= Exercise brief =
How many lines of the material below contain the string "xlabel"? Answer with the number and nothing else.

(Dataset excerpt)
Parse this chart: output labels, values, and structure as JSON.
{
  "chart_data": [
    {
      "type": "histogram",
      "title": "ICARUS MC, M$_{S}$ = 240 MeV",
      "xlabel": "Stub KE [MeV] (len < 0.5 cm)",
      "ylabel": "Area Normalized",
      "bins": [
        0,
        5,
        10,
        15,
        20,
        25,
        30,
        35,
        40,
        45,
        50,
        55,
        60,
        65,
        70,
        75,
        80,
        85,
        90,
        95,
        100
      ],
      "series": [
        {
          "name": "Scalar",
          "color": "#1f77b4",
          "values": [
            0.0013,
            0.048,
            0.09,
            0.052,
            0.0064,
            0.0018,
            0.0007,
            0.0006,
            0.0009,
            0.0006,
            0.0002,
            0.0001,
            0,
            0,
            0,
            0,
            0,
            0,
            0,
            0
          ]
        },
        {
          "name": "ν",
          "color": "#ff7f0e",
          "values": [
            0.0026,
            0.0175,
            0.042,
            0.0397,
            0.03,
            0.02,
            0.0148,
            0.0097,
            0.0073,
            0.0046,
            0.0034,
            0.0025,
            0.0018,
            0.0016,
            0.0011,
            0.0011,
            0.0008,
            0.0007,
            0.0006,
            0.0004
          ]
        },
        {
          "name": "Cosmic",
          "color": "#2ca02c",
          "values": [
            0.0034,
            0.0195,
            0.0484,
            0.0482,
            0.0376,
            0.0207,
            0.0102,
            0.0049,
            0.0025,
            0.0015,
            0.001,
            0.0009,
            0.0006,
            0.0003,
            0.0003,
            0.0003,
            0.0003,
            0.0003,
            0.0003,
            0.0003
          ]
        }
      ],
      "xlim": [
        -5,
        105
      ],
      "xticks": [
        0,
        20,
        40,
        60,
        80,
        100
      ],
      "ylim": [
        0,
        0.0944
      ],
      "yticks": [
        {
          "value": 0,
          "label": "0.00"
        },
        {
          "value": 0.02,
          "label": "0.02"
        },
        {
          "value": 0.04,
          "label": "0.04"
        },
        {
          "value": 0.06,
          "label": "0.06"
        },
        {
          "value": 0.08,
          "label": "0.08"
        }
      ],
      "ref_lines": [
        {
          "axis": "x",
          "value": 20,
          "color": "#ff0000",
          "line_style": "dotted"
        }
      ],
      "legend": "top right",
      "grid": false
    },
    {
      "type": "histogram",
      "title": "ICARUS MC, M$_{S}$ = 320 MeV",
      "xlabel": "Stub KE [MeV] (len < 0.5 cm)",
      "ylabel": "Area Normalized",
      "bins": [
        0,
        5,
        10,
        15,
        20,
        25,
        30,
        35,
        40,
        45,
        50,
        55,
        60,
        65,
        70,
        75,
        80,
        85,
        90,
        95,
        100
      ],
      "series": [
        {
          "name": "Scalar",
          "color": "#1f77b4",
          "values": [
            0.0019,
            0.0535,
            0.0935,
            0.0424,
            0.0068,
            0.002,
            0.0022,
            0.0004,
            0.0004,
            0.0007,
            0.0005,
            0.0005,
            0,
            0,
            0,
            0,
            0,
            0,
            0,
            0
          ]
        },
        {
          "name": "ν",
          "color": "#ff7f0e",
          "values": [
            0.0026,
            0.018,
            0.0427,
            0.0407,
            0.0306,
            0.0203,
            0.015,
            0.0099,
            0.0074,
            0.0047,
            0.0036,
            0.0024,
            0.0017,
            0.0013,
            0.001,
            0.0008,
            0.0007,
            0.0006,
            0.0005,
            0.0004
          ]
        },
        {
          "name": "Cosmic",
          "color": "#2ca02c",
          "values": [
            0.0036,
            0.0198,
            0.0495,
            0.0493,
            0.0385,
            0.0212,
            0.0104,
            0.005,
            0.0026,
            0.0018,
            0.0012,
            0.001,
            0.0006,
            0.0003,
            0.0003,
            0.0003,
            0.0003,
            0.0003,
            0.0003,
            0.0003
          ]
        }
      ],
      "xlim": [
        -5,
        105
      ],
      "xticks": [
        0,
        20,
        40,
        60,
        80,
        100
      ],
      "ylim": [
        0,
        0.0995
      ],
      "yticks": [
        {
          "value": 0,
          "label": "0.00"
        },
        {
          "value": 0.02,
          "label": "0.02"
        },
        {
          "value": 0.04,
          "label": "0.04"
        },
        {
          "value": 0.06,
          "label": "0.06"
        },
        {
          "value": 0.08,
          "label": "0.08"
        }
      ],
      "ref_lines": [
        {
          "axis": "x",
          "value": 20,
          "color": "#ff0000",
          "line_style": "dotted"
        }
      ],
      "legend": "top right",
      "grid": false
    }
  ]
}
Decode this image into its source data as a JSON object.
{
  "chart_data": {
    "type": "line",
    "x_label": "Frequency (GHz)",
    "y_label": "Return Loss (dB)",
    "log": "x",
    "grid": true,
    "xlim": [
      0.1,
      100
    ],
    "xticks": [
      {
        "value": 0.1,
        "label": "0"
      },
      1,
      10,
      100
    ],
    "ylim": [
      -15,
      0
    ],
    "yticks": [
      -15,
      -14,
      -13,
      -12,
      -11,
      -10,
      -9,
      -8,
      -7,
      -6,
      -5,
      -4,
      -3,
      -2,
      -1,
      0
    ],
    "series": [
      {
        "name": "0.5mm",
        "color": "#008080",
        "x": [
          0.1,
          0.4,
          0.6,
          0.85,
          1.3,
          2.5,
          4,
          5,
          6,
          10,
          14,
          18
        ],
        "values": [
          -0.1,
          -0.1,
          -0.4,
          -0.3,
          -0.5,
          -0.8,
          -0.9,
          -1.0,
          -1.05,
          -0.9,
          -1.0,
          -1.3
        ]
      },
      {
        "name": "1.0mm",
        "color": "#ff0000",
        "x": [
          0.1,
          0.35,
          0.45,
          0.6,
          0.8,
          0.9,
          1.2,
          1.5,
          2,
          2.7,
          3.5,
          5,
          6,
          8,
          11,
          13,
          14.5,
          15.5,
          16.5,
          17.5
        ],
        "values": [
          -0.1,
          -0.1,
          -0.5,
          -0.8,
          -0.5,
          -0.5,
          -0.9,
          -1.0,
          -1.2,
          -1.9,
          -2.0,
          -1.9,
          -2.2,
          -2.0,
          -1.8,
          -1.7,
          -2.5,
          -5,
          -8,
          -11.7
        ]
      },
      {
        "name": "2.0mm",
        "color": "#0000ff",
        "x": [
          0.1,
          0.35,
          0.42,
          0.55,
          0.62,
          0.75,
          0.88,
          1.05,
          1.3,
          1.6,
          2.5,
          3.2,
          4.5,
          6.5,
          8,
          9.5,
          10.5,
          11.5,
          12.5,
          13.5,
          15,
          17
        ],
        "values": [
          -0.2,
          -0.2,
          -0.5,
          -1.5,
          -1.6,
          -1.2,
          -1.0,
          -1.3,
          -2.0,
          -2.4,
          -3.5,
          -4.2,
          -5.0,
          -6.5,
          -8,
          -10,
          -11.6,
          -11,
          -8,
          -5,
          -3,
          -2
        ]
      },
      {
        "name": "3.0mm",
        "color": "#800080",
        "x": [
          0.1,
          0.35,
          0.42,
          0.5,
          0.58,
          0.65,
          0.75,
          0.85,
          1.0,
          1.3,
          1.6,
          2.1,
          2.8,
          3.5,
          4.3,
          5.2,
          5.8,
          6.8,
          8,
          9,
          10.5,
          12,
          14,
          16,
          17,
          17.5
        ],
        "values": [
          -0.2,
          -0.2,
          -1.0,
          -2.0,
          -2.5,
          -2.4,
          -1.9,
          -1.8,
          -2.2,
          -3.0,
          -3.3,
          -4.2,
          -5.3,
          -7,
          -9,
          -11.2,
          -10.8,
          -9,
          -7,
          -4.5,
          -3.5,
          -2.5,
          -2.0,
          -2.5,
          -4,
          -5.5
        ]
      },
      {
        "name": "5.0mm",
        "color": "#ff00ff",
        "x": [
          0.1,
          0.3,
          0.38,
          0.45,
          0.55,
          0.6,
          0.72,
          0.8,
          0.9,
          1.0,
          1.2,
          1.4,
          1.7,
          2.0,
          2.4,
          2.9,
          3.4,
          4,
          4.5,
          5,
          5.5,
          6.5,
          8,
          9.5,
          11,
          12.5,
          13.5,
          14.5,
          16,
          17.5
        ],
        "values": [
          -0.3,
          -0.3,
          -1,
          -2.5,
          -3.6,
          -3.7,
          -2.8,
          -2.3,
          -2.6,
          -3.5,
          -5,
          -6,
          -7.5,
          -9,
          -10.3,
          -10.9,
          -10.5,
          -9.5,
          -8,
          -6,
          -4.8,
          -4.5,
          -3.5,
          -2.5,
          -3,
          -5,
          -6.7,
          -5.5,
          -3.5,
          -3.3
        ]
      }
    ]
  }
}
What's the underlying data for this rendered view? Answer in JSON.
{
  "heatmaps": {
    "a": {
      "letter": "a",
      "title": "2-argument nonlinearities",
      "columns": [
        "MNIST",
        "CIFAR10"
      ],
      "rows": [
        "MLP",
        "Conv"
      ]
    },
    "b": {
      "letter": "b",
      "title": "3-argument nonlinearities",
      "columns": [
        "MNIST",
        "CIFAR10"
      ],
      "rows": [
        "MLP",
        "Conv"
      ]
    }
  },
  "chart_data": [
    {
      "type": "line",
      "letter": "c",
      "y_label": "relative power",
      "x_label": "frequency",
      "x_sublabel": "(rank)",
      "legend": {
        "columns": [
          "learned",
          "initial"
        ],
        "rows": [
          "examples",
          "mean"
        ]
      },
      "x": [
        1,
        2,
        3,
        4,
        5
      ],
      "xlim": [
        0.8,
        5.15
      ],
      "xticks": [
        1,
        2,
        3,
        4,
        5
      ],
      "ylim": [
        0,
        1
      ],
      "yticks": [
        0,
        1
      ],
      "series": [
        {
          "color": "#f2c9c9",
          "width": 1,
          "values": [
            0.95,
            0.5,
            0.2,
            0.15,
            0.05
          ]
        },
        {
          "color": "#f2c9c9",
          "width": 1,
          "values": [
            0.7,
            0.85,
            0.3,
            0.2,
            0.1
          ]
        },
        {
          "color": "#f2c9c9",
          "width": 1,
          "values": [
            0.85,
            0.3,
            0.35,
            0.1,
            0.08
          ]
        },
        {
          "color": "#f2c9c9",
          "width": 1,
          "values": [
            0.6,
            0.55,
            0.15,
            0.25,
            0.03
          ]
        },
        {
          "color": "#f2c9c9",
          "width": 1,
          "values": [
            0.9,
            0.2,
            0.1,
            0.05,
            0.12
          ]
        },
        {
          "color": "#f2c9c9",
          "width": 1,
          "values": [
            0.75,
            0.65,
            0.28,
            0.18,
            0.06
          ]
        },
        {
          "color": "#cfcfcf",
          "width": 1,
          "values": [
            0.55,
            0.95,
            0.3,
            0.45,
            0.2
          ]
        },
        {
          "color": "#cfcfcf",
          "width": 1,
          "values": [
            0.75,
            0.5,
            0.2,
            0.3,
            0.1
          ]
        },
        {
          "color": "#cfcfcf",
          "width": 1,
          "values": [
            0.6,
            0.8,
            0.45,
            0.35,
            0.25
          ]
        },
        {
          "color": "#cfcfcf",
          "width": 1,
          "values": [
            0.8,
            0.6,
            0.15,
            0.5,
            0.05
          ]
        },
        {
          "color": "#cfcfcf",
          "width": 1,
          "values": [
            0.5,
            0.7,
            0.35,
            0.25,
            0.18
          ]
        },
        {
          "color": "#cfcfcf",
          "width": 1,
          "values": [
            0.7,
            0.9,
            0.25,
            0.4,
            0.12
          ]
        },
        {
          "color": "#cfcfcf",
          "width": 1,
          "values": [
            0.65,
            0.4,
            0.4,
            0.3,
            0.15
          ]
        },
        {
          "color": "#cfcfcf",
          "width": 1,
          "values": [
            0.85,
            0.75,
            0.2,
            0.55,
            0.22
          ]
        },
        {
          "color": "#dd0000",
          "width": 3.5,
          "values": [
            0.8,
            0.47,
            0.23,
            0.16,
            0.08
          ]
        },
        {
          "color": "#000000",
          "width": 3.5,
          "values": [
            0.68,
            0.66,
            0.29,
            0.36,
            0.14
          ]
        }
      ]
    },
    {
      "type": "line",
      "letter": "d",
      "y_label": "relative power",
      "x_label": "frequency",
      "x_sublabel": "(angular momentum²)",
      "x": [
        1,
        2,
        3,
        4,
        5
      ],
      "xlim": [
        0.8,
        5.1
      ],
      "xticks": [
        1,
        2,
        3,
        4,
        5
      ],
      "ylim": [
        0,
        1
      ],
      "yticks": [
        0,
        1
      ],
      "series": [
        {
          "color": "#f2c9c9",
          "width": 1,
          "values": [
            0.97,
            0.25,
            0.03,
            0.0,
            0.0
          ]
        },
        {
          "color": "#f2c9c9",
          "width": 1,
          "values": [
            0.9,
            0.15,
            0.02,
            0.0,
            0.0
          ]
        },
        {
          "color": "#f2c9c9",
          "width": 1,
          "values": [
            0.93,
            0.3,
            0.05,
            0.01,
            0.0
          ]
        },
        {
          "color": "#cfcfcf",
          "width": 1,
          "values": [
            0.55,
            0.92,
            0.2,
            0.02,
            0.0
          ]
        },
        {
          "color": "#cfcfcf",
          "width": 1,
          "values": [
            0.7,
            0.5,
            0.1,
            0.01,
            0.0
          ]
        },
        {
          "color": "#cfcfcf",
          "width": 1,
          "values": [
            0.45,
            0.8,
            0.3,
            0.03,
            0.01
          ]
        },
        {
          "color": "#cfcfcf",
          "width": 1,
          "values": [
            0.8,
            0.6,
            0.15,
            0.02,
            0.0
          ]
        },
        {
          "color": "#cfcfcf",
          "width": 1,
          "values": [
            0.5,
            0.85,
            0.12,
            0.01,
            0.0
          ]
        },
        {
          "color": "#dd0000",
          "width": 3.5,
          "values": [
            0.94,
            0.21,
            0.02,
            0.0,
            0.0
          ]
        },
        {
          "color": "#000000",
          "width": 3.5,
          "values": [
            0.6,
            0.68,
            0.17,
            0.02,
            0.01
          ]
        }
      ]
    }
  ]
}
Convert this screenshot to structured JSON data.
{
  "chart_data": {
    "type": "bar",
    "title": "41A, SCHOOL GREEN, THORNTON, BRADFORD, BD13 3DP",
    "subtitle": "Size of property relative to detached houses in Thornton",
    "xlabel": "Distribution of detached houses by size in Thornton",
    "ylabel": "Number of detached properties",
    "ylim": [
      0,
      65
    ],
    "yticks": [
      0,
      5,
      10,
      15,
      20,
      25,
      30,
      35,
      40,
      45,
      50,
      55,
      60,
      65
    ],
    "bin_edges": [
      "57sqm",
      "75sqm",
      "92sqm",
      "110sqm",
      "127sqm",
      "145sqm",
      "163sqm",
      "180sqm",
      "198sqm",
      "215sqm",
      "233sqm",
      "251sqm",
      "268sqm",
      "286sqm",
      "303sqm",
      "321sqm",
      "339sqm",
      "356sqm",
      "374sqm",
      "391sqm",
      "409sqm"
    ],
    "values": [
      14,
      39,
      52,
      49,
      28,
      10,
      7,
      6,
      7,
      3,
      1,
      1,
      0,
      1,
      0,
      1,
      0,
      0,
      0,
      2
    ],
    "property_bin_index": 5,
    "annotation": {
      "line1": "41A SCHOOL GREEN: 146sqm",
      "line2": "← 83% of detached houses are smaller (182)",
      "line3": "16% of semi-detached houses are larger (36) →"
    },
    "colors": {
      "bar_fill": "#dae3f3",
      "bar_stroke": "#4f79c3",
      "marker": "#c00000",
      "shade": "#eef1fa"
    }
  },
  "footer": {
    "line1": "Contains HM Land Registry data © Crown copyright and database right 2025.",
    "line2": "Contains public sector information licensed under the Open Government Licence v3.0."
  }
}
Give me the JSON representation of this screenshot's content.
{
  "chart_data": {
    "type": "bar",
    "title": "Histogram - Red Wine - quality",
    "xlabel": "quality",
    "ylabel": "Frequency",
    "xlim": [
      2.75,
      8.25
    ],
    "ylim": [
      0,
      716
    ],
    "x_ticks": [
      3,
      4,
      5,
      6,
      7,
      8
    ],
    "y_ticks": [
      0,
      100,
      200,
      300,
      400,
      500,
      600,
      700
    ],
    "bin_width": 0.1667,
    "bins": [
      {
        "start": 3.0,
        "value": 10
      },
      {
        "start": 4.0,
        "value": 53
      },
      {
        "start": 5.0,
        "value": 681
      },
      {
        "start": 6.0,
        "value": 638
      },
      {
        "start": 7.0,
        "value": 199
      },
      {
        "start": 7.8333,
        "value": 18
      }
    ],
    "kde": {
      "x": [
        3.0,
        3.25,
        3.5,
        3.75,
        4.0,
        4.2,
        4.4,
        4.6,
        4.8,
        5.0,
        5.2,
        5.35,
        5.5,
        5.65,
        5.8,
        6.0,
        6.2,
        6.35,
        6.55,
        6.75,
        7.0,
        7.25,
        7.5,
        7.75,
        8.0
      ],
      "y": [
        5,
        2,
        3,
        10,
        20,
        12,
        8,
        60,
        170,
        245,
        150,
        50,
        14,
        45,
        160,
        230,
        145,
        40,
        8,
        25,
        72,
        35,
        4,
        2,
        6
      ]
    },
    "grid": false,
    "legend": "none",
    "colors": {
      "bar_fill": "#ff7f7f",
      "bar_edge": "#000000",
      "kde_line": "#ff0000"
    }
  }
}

= Worked solution =
4